**TEXTO CITADO:**
Una tarde de septiembre de hace dos o tres años, Torreón fue embestido por un chaparrón que lo convirtió -como hoy por hoy- en la Venecia mexicana: por sus calles y avenidas principales, al igual que en la mayoría de las colonias, sólo se podía circular en góndola. Era demasiado temerario el intento de convertir cualquier auto en un improvisado vehículo anfibio.
        La colonia donde vivo no escapó del estancamiento masivo de agua de tromba. Y tal cual ocurre en situaciones así, apareció la indeseable necesidad de salir de casa e ir a la tienda avecindada dos cuadras adelante. Caminar a la dichosa miscelánea equivalía a sumergir los pies más allá de media pantorrilla en el líquido chocolatoso de todos sabores. En vez de chapotear, preferí sacar el carro de la cochera. El sonido de las olas al golpear contra la carrocería de mi auto despertaron en mí la sensación de encontrarme dentro de una botella gigante de vidrio que flotaba a la deriva en algún río o en el océano. Fui a la tienda y volví sin que el auto desfalleciera a medio camino. Un verdadero milagro. Pero no salí librado del todo de la aventura. Cuando dejé la tienda y estaba por subir al carro, mi celular, mal sujeto, se zafó de mi cinto y fue a parar al oscuro encharcamiento. Después de balbucear cuatro o cinco leperadas afronté lo inevitable: sumergir mi mano y la mitad de mi antebrazo en la espesa laguna café en busca del teléfono. Tanteé  hasta llegar al asfalto. Después removí agua y fango de un lado a otro, de aquí para allá y de allá para acá en todas direcciones hasta que di con el ahogado Nokia. Fue desesperante. Creí que no lo encontraría.

**ÍTEMS DEL CONJUNTO:**
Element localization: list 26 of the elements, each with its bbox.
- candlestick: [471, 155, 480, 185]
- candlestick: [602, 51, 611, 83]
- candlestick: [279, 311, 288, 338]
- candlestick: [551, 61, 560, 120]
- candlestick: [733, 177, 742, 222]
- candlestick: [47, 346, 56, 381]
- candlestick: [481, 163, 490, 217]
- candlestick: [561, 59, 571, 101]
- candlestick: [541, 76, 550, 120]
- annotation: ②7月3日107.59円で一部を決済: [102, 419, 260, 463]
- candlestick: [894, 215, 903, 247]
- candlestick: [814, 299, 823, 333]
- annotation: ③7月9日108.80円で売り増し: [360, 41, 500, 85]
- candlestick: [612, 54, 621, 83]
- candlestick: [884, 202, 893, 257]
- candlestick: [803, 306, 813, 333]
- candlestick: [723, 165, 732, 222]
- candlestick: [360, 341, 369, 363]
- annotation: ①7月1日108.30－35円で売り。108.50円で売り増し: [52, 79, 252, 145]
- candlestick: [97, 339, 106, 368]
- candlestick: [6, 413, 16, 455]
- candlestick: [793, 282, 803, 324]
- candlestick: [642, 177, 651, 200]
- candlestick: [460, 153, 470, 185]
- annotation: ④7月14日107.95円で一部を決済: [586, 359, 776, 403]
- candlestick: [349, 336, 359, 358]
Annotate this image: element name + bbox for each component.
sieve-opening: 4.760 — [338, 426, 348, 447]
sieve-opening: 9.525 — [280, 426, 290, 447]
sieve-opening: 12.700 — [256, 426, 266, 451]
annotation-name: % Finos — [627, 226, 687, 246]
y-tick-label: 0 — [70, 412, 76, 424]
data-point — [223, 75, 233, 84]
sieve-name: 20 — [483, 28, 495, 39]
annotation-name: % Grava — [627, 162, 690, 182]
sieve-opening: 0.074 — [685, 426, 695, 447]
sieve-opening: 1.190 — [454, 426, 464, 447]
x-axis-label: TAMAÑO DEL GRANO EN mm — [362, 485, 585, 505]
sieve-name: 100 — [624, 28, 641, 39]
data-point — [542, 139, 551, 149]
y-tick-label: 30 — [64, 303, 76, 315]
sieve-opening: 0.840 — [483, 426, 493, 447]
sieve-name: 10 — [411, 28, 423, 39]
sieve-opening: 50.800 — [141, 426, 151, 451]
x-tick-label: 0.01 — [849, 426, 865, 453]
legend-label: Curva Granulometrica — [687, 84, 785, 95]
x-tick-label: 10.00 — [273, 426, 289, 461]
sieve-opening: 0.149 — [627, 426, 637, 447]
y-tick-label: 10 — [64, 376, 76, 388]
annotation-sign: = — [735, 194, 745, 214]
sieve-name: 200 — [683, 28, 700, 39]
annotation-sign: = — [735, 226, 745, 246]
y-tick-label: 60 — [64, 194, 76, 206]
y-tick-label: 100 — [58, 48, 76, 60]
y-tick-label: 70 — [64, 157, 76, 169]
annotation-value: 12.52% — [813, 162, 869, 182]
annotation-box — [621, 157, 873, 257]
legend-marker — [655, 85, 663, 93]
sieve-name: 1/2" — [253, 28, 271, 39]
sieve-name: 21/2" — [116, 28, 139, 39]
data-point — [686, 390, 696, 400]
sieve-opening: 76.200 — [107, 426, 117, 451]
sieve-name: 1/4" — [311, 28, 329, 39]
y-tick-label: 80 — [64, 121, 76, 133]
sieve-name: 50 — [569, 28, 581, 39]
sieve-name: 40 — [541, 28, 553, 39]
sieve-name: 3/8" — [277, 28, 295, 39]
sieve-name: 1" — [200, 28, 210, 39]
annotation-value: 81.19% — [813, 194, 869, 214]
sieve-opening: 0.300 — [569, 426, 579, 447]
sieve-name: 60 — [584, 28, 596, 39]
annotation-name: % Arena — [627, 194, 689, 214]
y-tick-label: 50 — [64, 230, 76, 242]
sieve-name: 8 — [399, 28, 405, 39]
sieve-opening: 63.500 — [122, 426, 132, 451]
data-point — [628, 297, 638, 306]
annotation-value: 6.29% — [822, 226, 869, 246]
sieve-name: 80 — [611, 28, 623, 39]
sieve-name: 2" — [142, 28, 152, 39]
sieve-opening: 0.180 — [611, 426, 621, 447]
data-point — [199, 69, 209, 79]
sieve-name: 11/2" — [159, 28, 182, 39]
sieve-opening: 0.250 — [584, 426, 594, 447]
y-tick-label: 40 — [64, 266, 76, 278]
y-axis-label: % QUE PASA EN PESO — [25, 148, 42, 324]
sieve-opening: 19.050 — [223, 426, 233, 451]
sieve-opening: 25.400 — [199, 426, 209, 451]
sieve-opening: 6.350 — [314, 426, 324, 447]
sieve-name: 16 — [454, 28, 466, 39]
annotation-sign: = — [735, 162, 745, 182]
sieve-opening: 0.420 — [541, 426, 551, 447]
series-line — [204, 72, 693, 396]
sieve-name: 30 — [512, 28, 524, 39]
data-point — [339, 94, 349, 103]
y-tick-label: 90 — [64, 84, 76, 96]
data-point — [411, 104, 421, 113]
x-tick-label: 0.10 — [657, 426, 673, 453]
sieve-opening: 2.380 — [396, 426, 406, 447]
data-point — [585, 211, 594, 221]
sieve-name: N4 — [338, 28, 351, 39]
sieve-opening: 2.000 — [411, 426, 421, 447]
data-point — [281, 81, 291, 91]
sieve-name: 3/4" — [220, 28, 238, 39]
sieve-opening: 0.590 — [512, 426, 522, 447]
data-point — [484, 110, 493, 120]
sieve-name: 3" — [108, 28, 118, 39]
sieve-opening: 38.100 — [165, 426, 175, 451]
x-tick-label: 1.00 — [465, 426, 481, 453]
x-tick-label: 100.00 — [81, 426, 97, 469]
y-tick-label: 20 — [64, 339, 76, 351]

**CONSIGNA:**
Reproduce textualmente el pasaje del relato sobre el chaparrón en Torreón que va desde "Una tarde de" hasta "improvisado vehículo anfibio.".

**RESULTADO DEL EJERCICIO:**
Una tarde de septiembre de hace dos o tres años, Torreón fue embestido por un chaparrón que lo convirtió -como hoy por hoy- en la Venecia mexicana: por sus calles y avenidas principales, al igual que en la mayoría de las colonias, sólo se podía circular en góndola. Era demasiado temerario el intento de convertir cualquier auto en un improvisado vehículo anfibio.